DIRECTIVE: Leave out the pictures and repeat the data exactly.
[start]
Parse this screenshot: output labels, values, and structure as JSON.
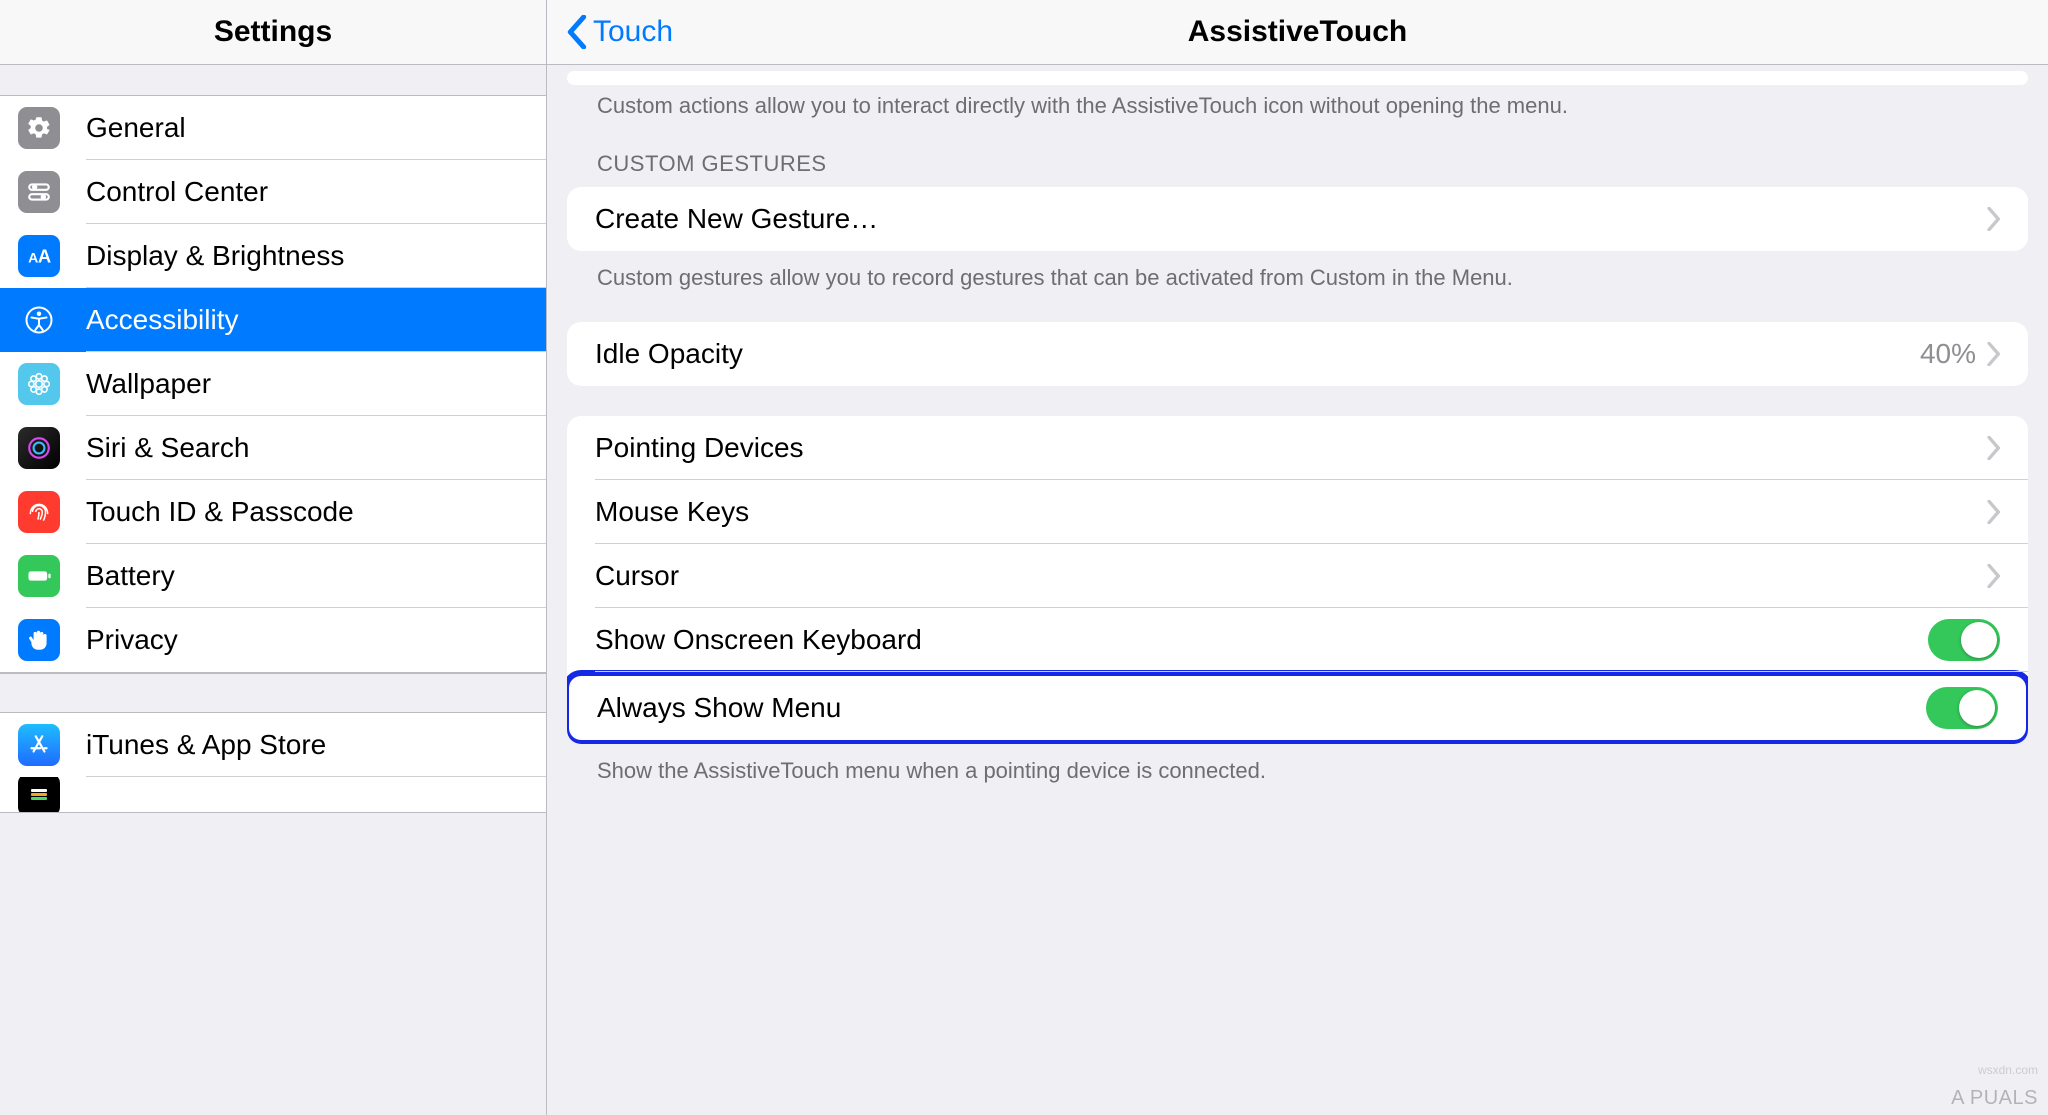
{
  "sidebar": {
    "title": "Settings",
    "items": [
      {
        "label": "General",
        "icon": "gear",
        "bg": "#8e8e93"
      },
      {
        "label": "Control Center",
        "icon": "switches",
        "bg": "#8e8e93"
      },
      {
        "label": "Display & Brightness",
        "icon": "textsize",
        "bg": "#007aff"
      },
      {
        "label": "Accessibility",
        "icon": "accessibility",
        "bg": "#007aff",
        "selected": true
      },
      {
        "label": "Wallpaper",
        "icon": "flower",
        "bg": "#54c7ec"
      },
      {
        "label": "Siri & Search",
        "icon": "siri",
        "bg": "#000000"
      },
      {
        "label": "Touch ID & Passcode",
        "icon": "fingerprint",
        "bg": "#ff3b30"
      },
      {
        "label": "Battery",
        "icon": "battery",
        "bg": "#34c759"
      },
      {
        "label": "Privacy",
        "icon": "hand",
        "bg": "#007aff"
      }
    ],
    "items2": [
      {
        "label": "iTunes & App Store",
        "icon": "appstore",
        "bg": "#1f8bff"
      }
    ]
  },
  "detail": {
    "back_label": "Touch",
    "title": "AssistiveTouch",
    "top_footer": "Custom actions allow you to interact directly with the AssistiveTouch icon without opening the menu.",
    "gestures_header": "CUSTOM GESTURES",
    "create_gesture": "Create New Gesture…",
    "gestures_footer": "Custom gestures allow you to record gestures that can be activated from Custom in the Menu.",
    "idle_opacity_label": "Idle Opacity",
    "idle_opacity_value": "40%",
    "pointing_devices": "Pointing Devices",
    "mouse_keys": "Mouse Keys",
    "cursor": "Cursor",
    "show_onscreen": "Show Onscreen Keyboard",
    "always_show": "Always Show Menu",
    "always_show_footer": "Show the AssistiveTouch menu when a pointing device is connected."
  },
  "watermark": "A   PUALS",
  "watermark_small": "wsxdn.com"
}
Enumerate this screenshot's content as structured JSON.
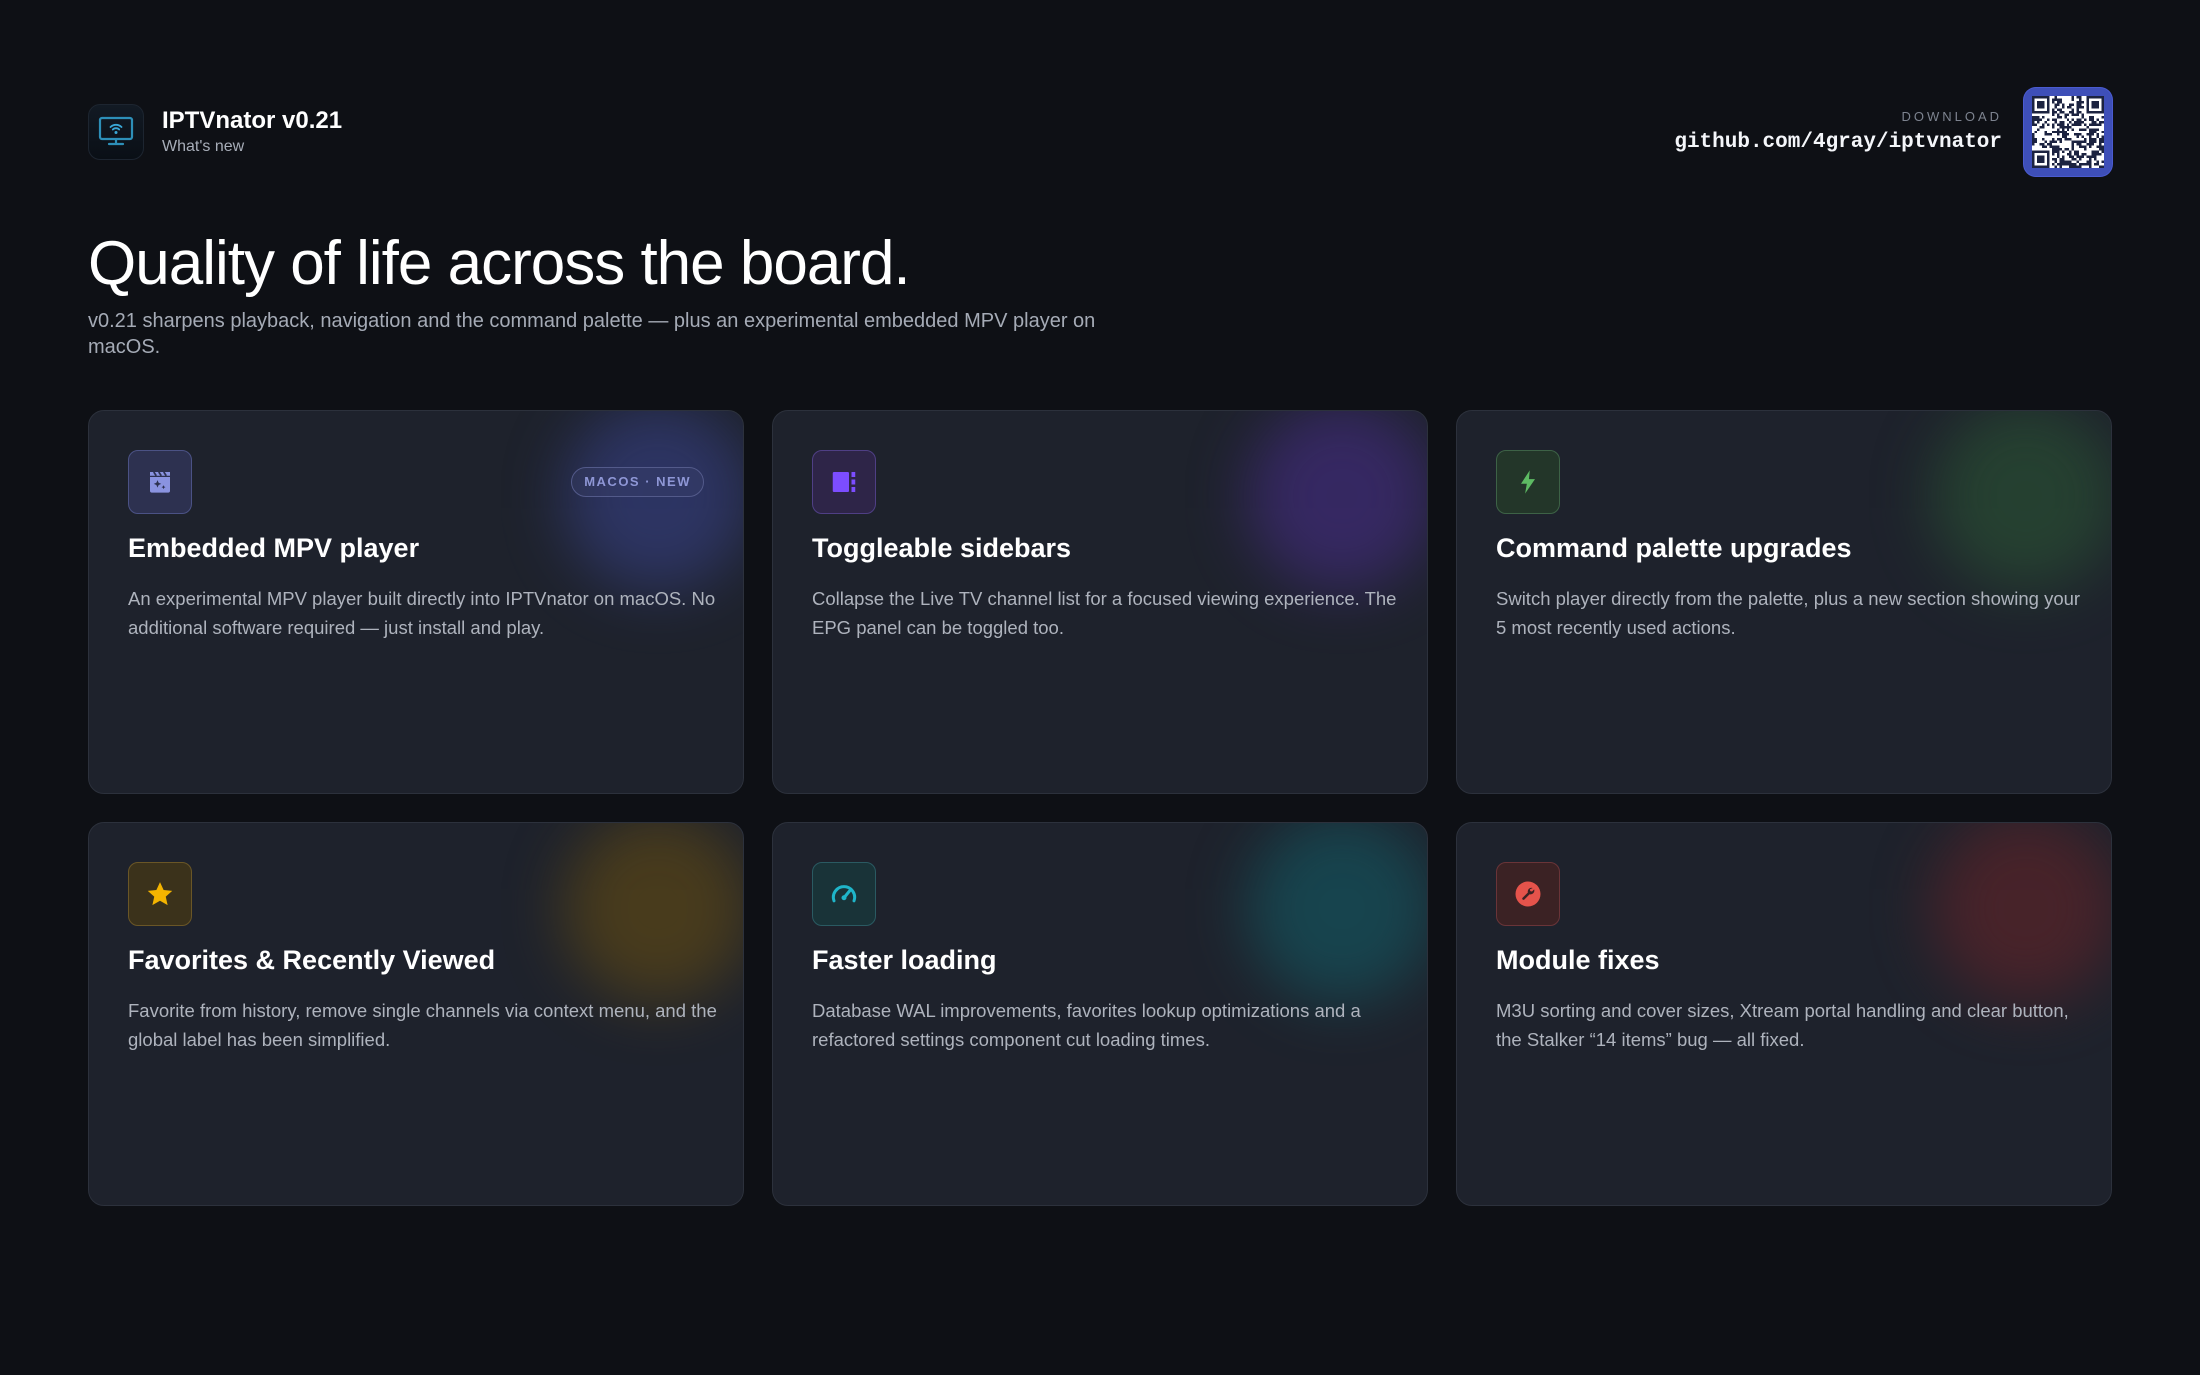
{
  "header": {
    "app_title": "IPTVnator v0.21",
    "subtitle": "What's new",
    "download_label": "DOWNLOAD",
    "download_url": "github.com/4gray/iptvnator",
    "logo_icon": "tv-icon",
    "qr_icon": "qr-code-icon"
  },
  "hero": {
    "title": "Quality of life across the board.",
    "subtitle": "v0.21 sharpens playback, navigation and the command palette — plus an experimental embedded MPV player on macOS."
  },
  "cards": [
    {
      "title": "Embedded MPV player",
      "description": "An experimental MPV player built directly into IPTVnator on macOS. No additional software required — just install and play.",
      "badge": "MACOS · NEW",
      "icon": "clapperboard-sparkle-icon",
      "accent": "#7c86d8",
      "icon_bg": "#2d3150",
      "icon_border": "#4b5285"
    },
    {
      "title": "Toggleable sidebars",
      "description": "Collapse the Live TV channel list for a focused viewing experience. The EPG panel can be toggled too.",
      "icon": "sidebar-toggle-icon",
      "accent": "#7c4dff",
      "icon_bg": "#2e2548",
      "icon_border": "#4f3f85"
    },
    {
      "title": "Command palette upgrades",
      "description": "Switch player directly from the palette, plus a new section showing your 5 most recently used actions.",
      "icon": "lightning-bolt-icon",
      "accent": "#5dbb63",
      "icon_bg": "#233629",
      "icon_border": "#3d6246"
    },
    {
      "title": "Favorites & Recently Viewed",
      "description": "Favorite from history, remove single channels via context menu, and the global label has been simplified.",
      "icon": "star-icon",
      "accent": "#f4b400",
      "icon_bg": "#3b321b",
      "icon_border": "#6a5626"
    },
    {
      "title": "Faster loading",
      "description": "Database WAL improvements, favorites lookup optimizations and a refactored settings component cut loading times.",
      "icon": "speedometer-icon",
      "accent": "#1fb5c9",
      "icon_bg": "#193338",
      "icon_border": "#2a5a62"
    },
    {
      "title": "Module fixes",
      "description": "M3U sorting and cover sizes, Xtream portal handling and clear button, the Stalker “14 items” bug — all fixed.",
      "icon": "wrench-icon",
      "accent": "#e5534b",
      "icon_bg": "#3b2224",
      "icon_border": "#6a3438"
    }
  ],
  "colors": {
    "background": "#0e1015",
    "card_background": "#1e222c",
    "qr_background": "#3e4fb8"
  }
}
[end]
SOLUTION FOR THIS PROBLEM:
Parse this screenshot: output labels, values, and structure as JSON.
{
  "sidebar": {
    "title": "Settings",
    "items": [
      {
        "label": "General",
        "icon": "gear",
        "bg": "#8e8e93"
      },
      {
        "label": "Control Center",
        "icon": "switches",
        "bg": "#8e8e93"
      },
      {
        "label": "Display & Brightness",
        "icon": "textsize",
        "bg": "#007aff"
      },
      {
        "label": "Accessibility",
        "icon": "accessibility",
        "bg": "#007aff",
        "selected": true
      },
      {
        "label": "Wallpaper",
        "icon": "flower",
        "bg": "#54c7ec"
      },
      {
        "label": "Siri & Search",
        "icon": "siri",
        "bg": "#000000"
      },
      {
        "label": "Touch ID & Passcode",
        "icon": "fingerprint",
        "bg": "#ff3b30"
      },
      {
        "label": "Battery",
        "icon": "battery",
        "bg": "#34c759"
      },
      {
        "label": "Privacy",
        "icon": "hand",
        "bg": "#007aff"
      }
    ],
    "items2": [
      {
        "label": "iTunes & App Store",
        "icon": "appstore",
        "bg": "#1f8bff"
      }
    ]
  },
  "detail": {
    "back_label": "Touch",
    "title": "AssistiveTouch",
    "top_footer": "Custom actions allow you to interact directly with the AssistiveTouch icon without opening the menu.",
    "gestures_header": "CUSTOM GESTURES",
    "create_gesture": "Create New Gesture…",
    "gestures_footer": "Custom gestures allow you to record gestures that can be activated from Custom in the Menu.",
    "idle_opacity_label": "Idle Opacity",
    "idle_opacity_value": "40%",
    "pointing_devices": "Pointing Devices",
    "mouse_keys": "Mouse Keys",
    "cursor": "Cursor",
    "show_onscreen": "Show Onscreen Keyboard",
    "always_show": "Always Show Menu",
    "always_show_footer": "Show the AssistiveTouch menu when a pointing device is connected."
  },
  "watermark": "A   PUALS",
  "watermark_small": "wsxdn.com"
}
Enumerate this screenshot's content as structured JSON.
{
  "header": {
    "app_title": "IPTVnator v0.21",
    "subtitle": "What's new",
    "download_label": "DOWNLOAD",
    "download_url": "github.com/4gray/iptvnator",
    "logo_icon": "tv-icon",
    "qr_icon": "qr-code-icon"
  },
  "hero": {
    "title": "Quality of life across the board.",
    "subtitle": "v0.21 sharpens playback, navigation and the command palette — plus an experimental embedded MPV player on macOS."
  },
  "cards": [
    {
      "title": "Embedded MPV player",
      "description": "An experimental MPV player built directly into IPTVnator on macOS. No additional software required — just install and play.",
      "badge": "MACOS · NEW",
      "icon": "clapperboard-sparkle-icon",
      "accent": "#7c86d8",
      "icon_bg": "#2d3150",
      "icon_border": "#4b5285"
    },
    {
      "title": "Toggleable sidebars",
      "description": "Collapse the Live TV channel list for a focused viewing experience. The EPG panel can be toggled too.",
      "icon": "sidebar-toggle-icon",
      "accent": "#7c4dff",
      "icon_bg": "#2e2548",
      "icon_border": "#4f3f85"
    },
    {
      "title": "Command palette upgrades",
      "description": "Switch player directly from the palette, plus a new section showing your 5 most recently used actions.",
      "icon": "lightning-bolt-icon",
      "accent": "#5dbb63",
      "icon_bg": "#233629",
      "icon_border": "#3d6246"
    },
    {
      "title": "Favorites & Recently Viewed",
      "description": "Favorite from history, remove single channels via context menu, and the global label has been simplified.",
      "icon": "star-icon",
      "accent": "#f4b400",
      "icon_bg": "#3b321b",
      "icon_border": "#6a5626"
    },
    {
      "title": "Faster loading",
      "description": "Database WAL improvements, favorites lookup optimizations and a refactored settings component cut loading times.",
      "icon": "speedometer-icon",
      "accent": "#1fb5c9",
      "icon_bg": "#193338",
      "icon_border": "#2a5a62"
    },
    {
      "title": "Module fixes",
      "description": "M3U sorting and cover sizes, Xtream portal handling and clear button, the Stalker “14 items” bug — all fixed.",
      "icon": "wrench-icon",
      "accent": "#e5534b",
      "icon_bg": "#3b2224",
      "icon_border": "#6a3438"
    }
  ],
  "colors": {
    "background": "#0e1015",
    "card_background": "#1e222c",
    "qr_background": "#3e4fb8"
  }
}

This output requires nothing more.